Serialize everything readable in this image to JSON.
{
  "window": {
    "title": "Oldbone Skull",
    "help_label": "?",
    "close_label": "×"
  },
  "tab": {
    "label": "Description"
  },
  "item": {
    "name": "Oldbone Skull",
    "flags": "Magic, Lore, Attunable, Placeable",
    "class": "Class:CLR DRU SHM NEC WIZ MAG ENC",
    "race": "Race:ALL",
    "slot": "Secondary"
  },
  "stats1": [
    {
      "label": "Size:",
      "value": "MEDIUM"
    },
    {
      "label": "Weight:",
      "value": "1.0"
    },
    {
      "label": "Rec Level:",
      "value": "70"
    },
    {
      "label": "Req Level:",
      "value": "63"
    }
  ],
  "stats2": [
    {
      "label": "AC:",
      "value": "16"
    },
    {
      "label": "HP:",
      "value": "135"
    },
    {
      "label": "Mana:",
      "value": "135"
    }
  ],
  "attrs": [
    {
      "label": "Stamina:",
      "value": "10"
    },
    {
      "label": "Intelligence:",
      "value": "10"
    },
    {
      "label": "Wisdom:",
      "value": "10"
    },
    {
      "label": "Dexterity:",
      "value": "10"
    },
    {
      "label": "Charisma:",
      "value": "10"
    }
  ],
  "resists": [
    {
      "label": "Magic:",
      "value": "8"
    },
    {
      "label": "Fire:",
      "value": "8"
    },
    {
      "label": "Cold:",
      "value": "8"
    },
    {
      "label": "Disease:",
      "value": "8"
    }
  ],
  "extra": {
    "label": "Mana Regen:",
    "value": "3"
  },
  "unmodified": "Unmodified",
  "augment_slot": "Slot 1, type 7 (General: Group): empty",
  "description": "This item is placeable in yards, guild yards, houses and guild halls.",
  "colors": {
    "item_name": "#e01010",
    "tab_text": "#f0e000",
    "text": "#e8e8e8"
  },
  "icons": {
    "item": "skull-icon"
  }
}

○ ○ ○ ○ ○

- YOUR TASK: Restate the data above exactly, keeping each word as it stands.

- EXERCISE SOLUTION:
Serialize everything readable in this image to JSON.
{
  "window": {
    "title": "Oldbone Skull",
    "help_label": "?",
    "close_label": "×"
  },
  "tab": {
    "label": "Description"
  },
  "item": {
    "name": "Oldbone Skull",
    "flags": "Magic, Lore, Attunable, Placeable",
    "class": "Class:CLR DRU SHM NEC WIZ MAG ENC",
    "race": "Race:ALL",
    "slot": "Secondary"
  },
  "stats1": [
    {
      "label": "Size:",
      "value": "MEDIUM"
    },
    {
      "label": "Weight:",
      "value": "1.0"
    },
    {
      "label": "Rec Level:",
      "value": "70"
    },
    {
      "label": "Req Level:",
      "value": "63"
    }
  ],
  "stats2": [
    {
      "label": "AC:",
      "value": "16"
    },
    {
      "label": "HP:",
      "value": "135"
    },
    {
      "label": "Mana:",
      "value": "135"
    }
  ],
  "attrs": [
    {
      "label": "Stamina:",
      "value": "10"
    },
    {
      "label": "Intelligence:",
      "value": "10"
    },
    {
      "label": "Wisdom:",
      "value": "10"
    },
    {
      "label": "Dexterity:",
      "value": "10"
    },
    {
      "label": "Charisma:",
      "value": "10"
    }
  ],
  "resists": [
    {
      "label": "Magic:",
      "value": "8"
    },
    {
      "label": "Fire:",
      "value": "8"
    },
    {
      "label": "Cold:",
      "value": "8"
    },
    {
      "label": "Disease:",
      "value": "8"
    }
  ],
  "extra": {
    "label": "Mana Regen:",
    "value": "3"
  },
  "unmodified": "Unmodified",
  "augment_slot": "Slot 1, type 7 (General: Group): empty",
  "description": "This item is placeable in yards, guild yards, houses and guild halls.",
  "colors": {
    "item_name": "#e01010",
    "tab_text": "#f0e000",
    "text": "#e8e8e8"
  },
  "icons": {
    "item": "skull-icon"
  }
}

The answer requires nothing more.